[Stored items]
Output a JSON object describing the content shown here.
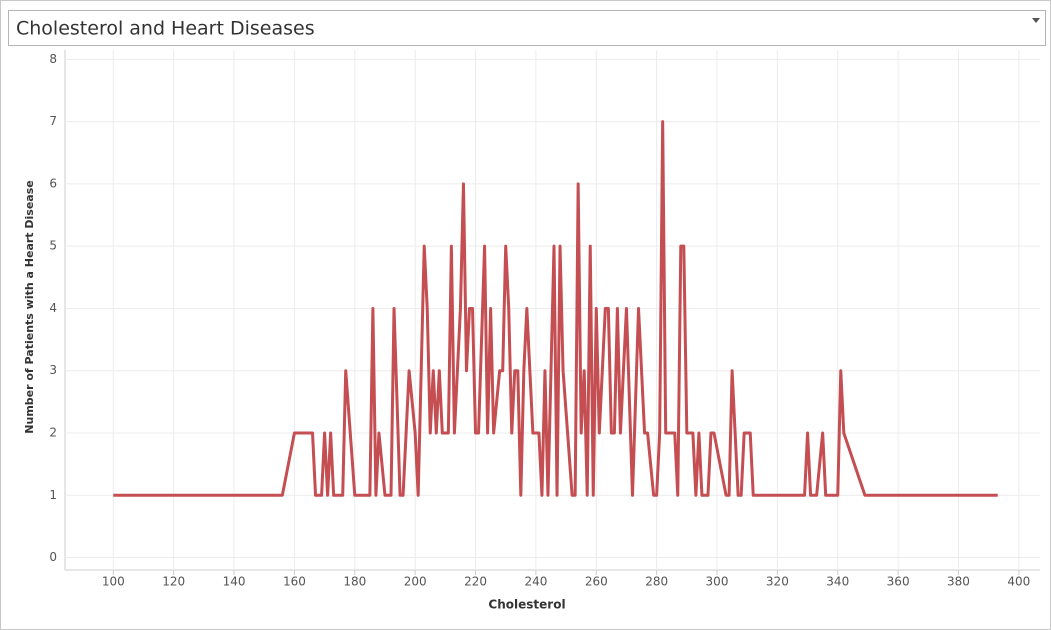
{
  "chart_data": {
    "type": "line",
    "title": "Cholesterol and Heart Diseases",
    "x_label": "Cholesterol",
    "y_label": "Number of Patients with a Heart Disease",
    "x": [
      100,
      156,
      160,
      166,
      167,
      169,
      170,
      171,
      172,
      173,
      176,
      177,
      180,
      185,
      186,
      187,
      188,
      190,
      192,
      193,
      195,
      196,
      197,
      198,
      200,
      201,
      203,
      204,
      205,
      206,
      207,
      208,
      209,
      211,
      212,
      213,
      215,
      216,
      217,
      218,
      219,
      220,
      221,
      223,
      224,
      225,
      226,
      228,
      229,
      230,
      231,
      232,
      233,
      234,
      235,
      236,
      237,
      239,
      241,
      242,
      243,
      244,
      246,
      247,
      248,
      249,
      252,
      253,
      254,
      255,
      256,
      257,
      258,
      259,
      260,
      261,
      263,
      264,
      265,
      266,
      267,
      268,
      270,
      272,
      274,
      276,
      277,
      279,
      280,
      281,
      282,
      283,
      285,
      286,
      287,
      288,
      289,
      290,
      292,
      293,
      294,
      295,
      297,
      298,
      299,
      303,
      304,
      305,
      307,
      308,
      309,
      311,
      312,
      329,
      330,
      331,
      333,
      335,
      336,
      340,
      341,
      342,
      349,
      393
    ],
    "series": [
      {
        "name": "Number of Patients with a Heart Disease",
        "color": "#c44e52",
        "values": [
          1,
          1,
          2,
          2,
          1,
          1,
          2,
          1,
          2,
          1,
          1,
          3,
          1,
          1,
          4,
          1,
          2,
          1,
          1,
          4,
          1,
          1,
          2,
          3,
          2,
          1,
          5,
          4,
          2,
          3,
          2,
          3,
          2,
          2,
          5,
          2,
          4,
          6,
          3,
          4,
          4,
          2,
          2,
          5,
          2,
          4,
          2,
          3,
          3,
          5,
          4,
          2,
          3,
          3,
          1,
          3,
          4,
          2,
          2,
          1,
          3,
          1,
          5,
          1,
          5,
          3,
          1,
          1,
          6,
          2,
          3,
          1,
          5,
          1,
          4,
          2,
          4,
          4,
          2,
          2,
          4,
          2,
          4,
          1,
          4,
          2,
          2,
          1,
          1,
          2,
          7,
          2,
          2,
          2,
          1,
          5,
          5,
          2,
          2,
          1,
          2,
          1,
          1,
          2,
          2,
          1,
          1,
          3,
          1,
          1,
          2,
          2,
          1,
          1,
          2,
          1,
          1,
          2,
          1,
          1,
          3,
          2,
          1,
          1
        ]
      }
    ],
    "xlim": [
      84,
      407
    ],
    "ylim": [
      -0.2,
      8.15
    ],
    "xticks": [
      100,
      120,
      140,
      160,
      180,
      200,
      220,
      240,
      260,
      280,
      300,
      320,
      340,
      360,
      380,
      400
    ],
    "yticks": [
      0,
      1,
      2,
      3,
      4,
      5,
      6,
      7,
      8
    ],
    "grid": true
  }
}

→ **Task item**: Copy out the lines above that hold the string "Heart".

→ **Task answer**:
    "title": "Cholesterol and Heart Diseases",
    "y_label": "Number of Patients with a Heart Disease",
        "name": "Number of Patients with a Heart Disease",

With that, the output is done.